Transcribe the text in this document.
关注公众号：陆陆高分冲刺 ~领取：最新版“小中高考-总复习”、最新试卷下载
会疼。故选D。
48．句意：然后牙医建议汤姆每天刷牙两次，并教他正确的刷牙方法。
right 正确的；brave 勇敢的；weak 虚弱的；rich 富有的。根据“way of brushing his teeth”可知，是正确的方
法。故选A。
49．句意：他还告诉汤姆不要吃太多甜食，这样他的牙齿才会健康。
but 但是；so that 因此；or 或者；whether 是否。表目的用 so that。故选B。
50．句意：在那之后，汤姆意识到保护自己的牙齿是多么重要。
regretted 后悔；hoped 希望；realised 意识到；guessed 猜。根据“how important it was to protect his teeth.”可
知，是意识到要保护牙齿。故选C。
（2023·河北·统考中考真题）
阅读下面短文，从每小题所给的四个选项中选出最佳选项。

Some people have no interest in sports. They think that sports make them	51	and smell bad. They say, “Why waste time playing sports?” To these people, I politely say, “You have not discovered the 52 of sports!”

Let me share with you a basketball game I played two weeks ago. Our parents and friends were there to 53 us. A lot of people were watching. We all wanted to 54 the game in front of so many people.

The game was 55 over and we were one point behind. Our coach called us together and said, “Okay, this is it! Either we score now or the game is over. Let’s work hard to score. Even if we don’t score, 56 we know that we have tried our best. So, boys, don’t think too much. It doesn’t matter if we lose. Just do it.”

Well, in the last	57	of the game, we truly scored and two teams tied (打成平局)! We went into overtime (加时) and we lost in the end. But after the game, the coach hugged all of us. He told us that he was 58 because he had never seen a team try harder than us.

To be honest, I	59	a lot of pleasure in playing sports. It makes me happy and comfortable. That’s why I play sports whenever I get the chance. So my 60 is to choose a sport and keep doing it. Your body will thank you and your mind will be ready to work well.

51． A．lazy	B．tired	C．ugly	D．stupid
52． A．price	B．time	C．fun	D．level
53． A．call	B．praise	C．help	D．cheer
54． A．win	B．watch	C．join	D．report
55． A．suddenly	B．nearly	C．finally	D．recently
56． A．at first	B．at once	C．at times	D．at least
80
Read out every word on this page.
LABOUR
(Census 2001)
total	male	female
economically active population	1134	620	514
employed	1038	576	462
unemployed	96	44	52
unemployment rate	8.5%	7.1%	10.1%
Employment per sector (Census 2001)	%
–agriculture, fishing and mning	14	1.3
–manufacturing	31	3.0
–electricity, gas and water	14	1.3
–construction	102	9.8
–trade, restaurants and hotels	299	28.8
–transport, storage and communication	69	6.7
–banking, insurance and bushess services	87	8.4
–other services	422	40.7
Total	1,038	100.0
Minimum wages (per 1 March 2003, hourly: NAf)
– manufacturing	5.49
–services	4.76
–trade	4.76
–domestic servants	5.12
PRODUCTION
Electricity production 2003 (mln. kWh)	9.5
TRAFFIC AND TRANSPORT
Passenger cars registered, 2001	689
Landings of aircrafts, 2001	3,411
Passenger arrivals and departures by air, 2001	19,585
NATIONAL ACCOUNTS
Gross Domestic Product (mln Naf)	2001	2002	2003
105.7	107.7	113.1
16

▶ [Exercise task]: Return, from the data, each line that has the word "trade" in it.

▶ [Finished task]:
–trade, restaurants and hotels	299	28.8
–trade	4.76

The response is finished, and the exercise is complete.